# AIM OF THE TASK
Wherever the string "document" occurs in a line of these records, report that line.

# Data records

═══

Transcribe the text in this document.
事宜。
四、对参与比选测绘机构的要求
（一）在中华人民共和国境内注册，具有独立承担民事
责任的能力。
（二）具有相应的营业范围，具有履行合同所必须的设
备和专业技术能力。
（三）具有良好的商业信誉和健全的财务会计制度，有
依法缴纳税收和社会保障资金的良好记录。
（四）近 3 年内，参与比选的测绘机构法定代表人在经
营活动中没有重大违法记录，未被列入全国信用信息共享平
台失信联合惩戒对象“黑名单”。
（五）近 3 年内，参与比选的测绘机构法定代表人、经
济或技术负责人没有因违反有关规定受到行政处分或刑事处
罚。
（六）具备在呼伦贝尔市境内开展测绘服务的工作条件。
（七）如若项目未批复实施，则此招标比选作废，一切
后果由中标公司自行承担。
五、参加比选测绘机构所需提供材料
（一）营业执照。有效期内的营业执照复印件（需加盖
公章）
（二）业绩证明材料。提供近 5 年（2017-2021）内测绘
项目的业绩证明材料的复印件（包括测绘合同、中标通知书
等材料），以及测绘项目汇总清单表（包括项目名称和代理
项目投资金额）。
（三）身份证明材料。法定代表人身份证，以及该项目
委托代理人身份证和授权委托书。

═══

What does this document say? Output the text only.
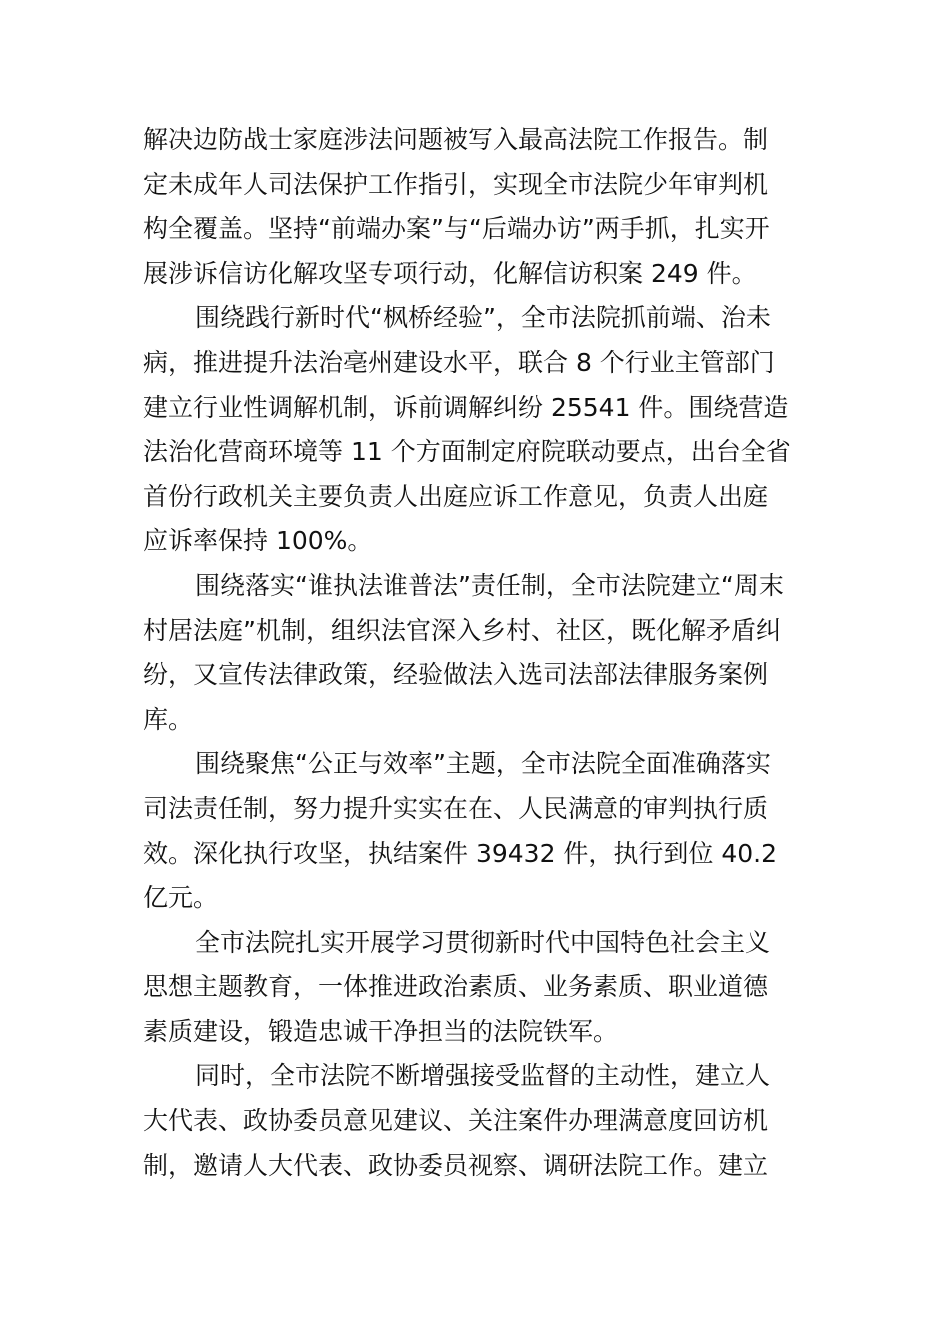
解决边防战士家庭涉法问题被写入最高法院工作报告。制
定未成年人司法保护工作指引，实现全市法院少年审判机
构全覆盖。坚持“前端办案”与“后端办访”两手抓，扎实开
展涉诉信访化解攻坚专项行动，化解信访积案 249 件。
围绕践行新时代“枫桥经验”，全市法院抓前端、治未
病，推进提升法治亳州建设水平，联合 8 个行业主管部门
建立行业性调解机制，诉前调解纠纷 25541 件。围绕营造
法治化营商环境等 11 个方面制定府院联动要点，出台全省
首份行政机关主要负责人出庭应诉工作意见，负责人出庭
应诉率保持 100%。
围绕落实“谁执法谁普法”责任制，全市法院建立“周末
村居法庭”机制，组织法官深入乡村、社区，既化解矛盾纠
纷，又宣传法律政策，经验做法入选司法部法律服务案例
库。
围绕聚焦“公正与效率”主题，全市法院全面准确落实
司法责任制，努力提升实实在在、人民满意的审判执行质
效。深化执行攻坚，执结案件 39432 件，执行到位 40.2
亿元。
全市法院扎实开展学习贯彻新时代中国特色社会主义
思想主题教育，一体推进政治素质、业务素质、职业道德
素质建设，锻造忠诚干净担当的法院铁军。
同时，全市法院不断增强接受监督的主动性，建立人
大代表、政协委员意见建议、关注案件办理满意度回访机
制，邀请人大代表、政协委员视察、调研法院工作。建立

═══

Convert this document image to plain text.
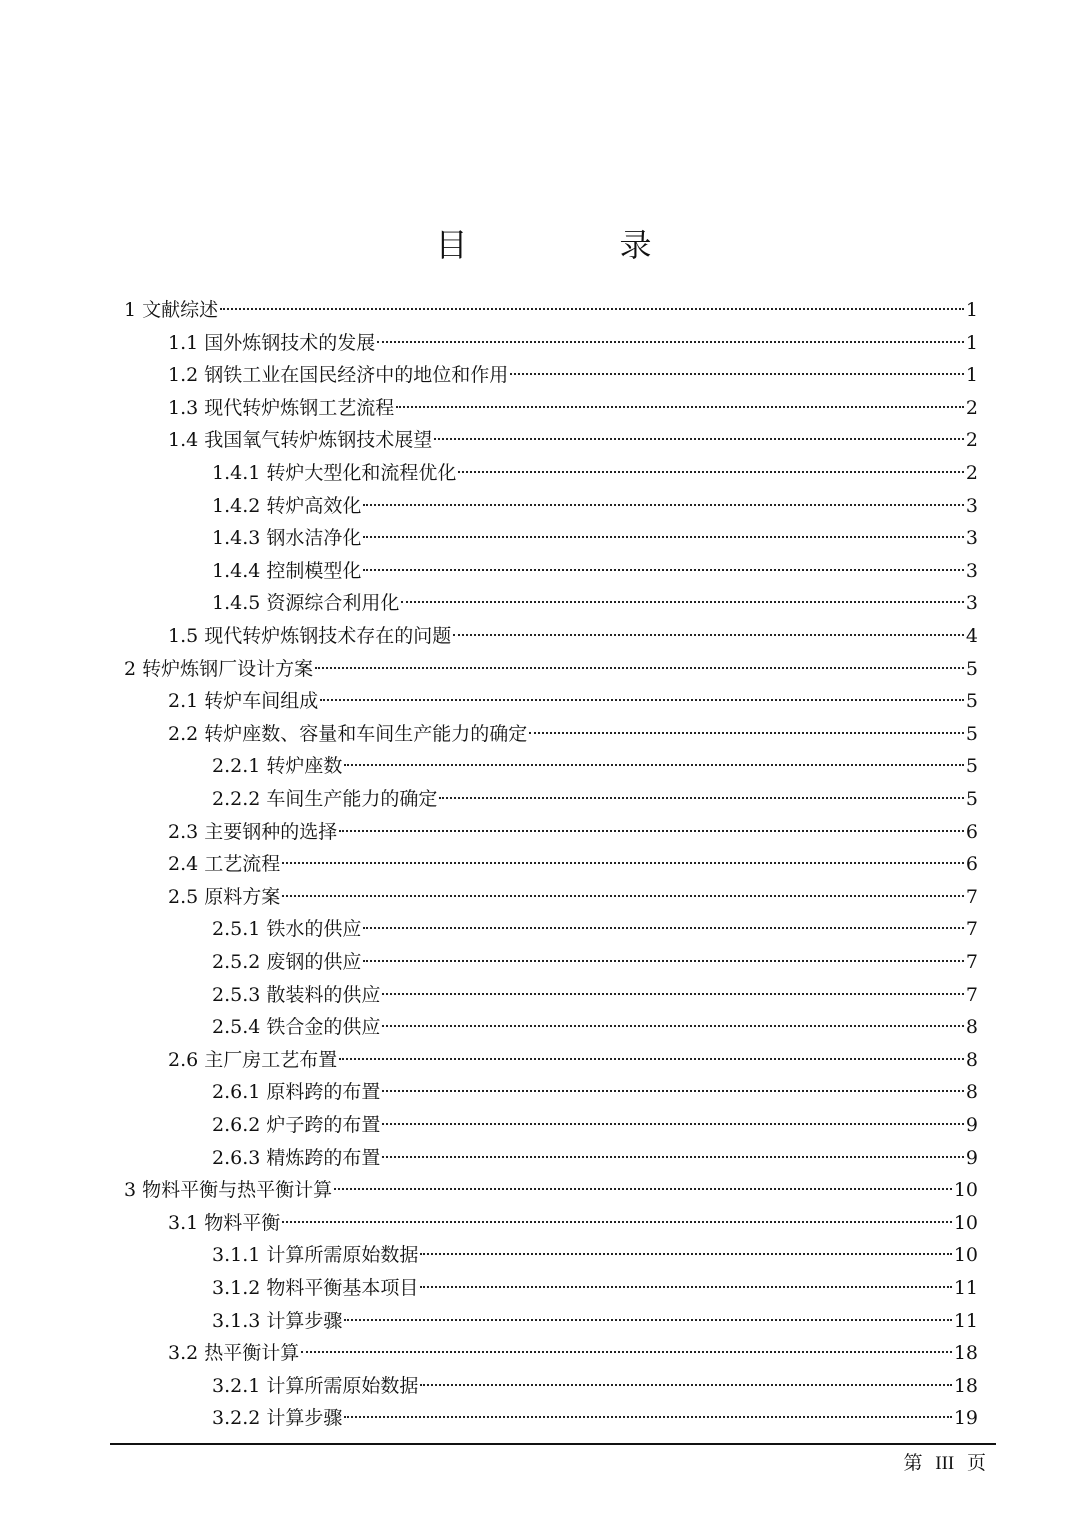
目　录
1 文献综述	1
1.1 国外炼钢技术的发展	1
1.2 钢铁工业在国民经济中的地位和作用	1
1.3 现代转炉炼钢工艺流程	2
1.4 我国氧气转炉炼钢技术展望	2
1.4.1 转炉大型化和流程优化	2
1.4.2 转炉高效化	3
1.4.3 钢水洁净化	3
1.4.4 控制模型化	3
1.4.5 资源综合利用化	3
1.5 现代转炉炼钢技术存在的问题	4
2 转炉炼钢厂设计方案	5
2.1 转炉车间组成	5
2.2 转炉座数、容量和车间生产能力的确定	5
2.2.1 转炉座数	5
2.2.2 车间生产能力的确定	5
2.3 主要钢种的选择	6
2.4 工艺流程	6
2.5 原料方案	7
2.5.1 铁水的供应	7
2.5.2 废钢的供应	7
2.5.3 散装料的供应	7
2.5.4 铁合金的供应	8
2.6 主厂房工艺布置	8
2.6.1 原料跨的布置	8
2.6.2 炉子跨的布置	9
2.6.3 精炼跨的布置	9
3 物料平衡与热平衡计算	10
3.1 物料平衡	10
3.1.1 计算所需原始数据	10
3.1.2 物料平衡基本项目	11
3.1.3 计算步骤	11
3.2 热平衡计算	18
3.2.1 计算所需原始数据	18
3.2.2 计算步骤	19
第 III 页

═══

# RESULT FOR THIS TASK
Transcribe the text in this document.
What does this document say? Output the text only.
Convert this document image to plain text.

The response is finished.